— start —

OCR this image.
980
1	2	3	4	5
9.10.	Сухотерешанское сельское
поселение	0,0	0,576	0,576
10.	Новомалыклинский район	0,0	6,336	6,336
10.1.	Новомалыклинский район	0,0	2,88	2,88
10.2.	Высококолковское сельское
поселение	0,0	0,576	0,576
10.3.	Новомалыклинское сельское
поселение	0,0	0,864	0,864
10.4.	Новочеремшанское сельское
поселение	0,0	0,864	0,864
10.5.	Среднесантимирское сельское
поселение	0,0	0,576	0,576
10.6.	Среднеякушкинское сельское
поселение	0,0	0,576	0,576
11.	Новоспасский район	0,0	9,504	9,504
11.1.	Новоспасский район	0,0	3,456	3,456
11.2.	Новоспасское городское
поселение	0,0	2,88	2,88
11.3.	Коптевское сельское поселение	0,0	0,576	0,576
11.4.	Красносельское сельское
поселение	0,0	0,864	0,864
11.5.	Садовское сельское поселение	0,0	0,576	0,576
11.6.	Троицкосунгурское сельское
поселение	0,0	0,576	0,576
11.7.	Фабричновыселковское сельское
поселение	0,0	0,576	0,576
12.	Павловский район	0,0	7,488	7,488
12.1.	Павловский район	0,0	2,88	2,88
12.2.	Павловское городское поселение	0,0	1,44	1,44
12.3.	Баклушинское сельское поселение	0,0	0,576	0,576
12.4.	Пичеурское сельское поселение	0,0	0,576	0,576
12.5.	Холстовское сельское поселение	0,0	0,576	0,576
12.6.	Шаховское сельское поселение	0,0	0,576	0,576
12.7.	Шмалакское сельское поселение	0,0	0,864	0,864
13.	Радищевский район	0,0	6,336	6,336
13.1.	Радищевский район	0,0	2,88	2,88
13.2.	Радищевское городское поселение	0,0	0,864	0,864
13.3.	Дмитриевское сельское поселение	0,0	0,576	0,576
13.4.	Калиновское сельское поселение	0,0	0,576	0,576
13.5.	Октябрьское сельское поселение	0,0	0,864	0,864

— end —

* **WHAT TO PRODUCE**
Return each entry from above without altering a single character.

* **CORRECT RESPONSE**
OCR this image.
980
1	2	3	4	5
9.10.	Сухотерешанское сельское
поселение	0,0	0,576	0,576
10.	Новомалыклинский район	0,0	6,336	6,336
10.1.	Новомалыклинский район	0,0	2,88	2,88
10.2.	Высококолковское сельское
поселение	0,0	0,576	0,576
10.3.	Новомалыклинское сельское
поселение	0,0	0,864	0,864
10.4.	Новочеремшанское сельское
поселение	0,0	0,864	0,864
10.5.	Среднесантимирское сельское
поселение	0,0	0,576	0,576
10.6.	Среднеякушкинское сельское
поселение	0,0	0,576	0,576
11.	Новоспасский район	0,0	9,504	9,504
11.1.	Новоспасский район	0,0	3,456	3,456
11.2.	Новоспасское городское
поселение	0,0	2,88	2,88
11.3.	Коптевское сельское поселение	0,0	0,576	0,576
11.4.	Красносельское сельское
поселение	0,0	0,864	0,864
11.5.	Садовское сельское поселение	0,0	0,576	0,576
11.6.	Троицкосунгурское сельское
поселение	0,0	0,576	0,576
11.7.	Фабричновыселковское сельское
поселение	0,0	0,576	0,576
12.	Павловский район	0,0	7,488	7,488
12.1.	Павловский район	0,0	2,88	2,88
12.2.	Павловское городское поселение	0,0	1,44	1,44
12.3.	Баклушинское сельское поселение	0,0	0,576	0,576
12.4.	Пичеурское сельское поселение	0,0	0,576	0,576
12.5.	Холстовское сельское поселение	0,0	0,576	0,576
12.6.	Шаховское сельское поселение	0,0	0,576	0,576
12.7.	Шмалакское сельское поселение	0,0	0,864	0,864
13.	Радищевский район	0,0	6,336	6,336
13.1.	Радищевский район	0,0	2,88	2,88
13.2.	Радищевское городское поселение	0,0	0,864	0,864
13.3.	Дмитриевское сельское поселение	0,0	0,576	0,576
13.4.	Калиновское сельское поселение	0,0	0,576	0,576
13.5.	Октябрьское сельское поселение	0,0	0,864	0,864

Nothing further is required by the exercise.